LISTED ENTRIES
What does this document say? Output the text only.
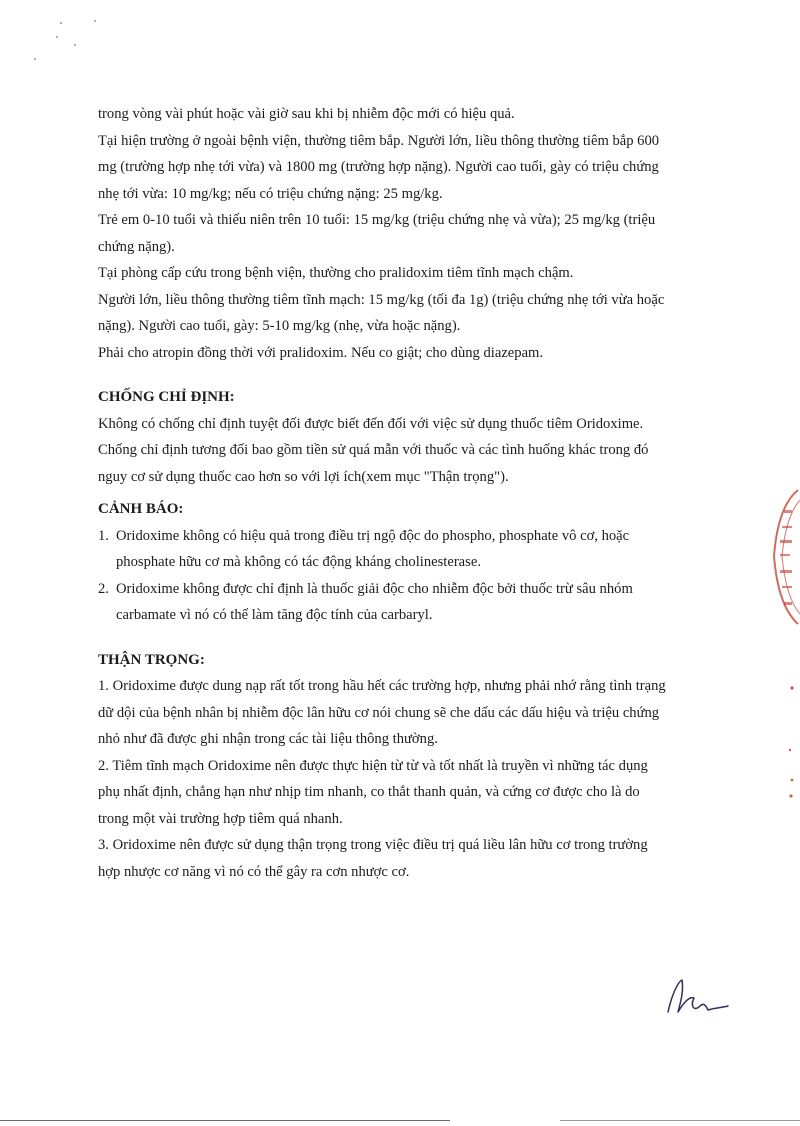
trong vòng vài phút hoặc vài giờ sau khi bị nhiễm độc mới có hiệu quả.

Tại hiện trường ở ngoài bệnh viện, thường tiêm bắp. Người lớn, liều thông thường tiêm bắp 600

mg (trường hợp nhẹ tới vừa) và 1800 mg (trường hợp nặng). Người cao tuổi, gày có triệu chứng

nhẹ tới vừa: 10 mg/kg; nếu có triệu chứng nặng: 25 mg/kg.

Trẻ em 0-10 tuổi và thiếu niên trên 10 tuổi: 15 mg/kg (triệu chứng nhẹ và vừa); 25 mg/kg (triệu

chứng nặng).

Tại phòng cấp cứu trong bệnh viện, thường cho pralidoxim tiêm tĩnh mạch chậm.

Người lớn, liều thông thường tiêm tĩnh mạch: 15 mg/kg (tối đa 1g) (triệu chứng nhẹ tới vừa hoặc

nặng). Người cao tuổi, gày: 5-10 mg/kg (nhẹ, vừa hoặc nặng).

Phải cho atropin đồng thời với pralidoxim. Nếu co giật; cho dùng diazepam.

CHỐNG CHỈ ĐỊNH:

Không có chống chỉ định tuyệt đối được biết đến đối với việc sử dụng thuốc tiêm Oridoxime.

Chống chỉ định tương đối bao gồm tiền sử quá mẫn với thuốc và các tình huống khác trong đó

nguy cơ sử dụng thuốc cao hơn so với lợi ích(xem mục "Thận trọng").

CẢNH BÁO:

1. Oridoxime không có hiệu quả trong điều trị ngộ độc do phospho, phosphate vô cơ, hoặc
phosphate hữu cơ mà không có tác động kháng cholinesterase.
2. Oridoxime không được chỉ định là thuốc giải độc cho nhiễm độc bởi thuốc trừ sâu nhóm
carbamate vì nó có thể làm tăng độc tính của carbaryl.

THẬN TRỌNG:

1. Oridoxime được dung nạp rất tốt trong hầu hết các trường hợp, nhưng phải nhớ rằng tình trạng

dữ dội của bệnh nhân bị nhiễm độc lân hữu cơ nói chung sẽ che dấu các dấu hiệu và triệu chứng

nhỏ như đã được ghi nhận trong các tài liệu thông thường.

2. Tiêm tĩnh mạch Oridoxime nên được thực hiện từ từ và tốt nhất là truyền vì những tác dụng

phụ nhất định, chẳng hạn như nhịp tim nhanh, co thắt thanh quản, và cứng cơ được cho là do

trong một vài trường hợp tiêm quá nhanh.

3. Oridoxime nên được sử dụng thận trọng trong việc điều trị quá liều lân hữu cơ trong trường

hợp nhược cơ năng vì nó có thể gây ra cơn nhược cơ.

TASK GOAL
Scan the material above. Extract every line in which the word "dụng" occurs.

COMPLETE RESPONSE
Không có chống chỉ định tuyệt đối được biết đến đối với việc sử dụng thuốc tiêm Oridoxime.
nguy cơ sử dụng thuốc cao hơn so với lợi ích(xem mục "Thận trọng").
2. Tiêm tĩnh mạch Oridoxime nên được thực hiện từ từ và tốt nhất là truyền vì những tác dụng
3. Oridoxime nên được sử dụng thận trọng trong việc điều trị quá liều lân hữu cơ trong trường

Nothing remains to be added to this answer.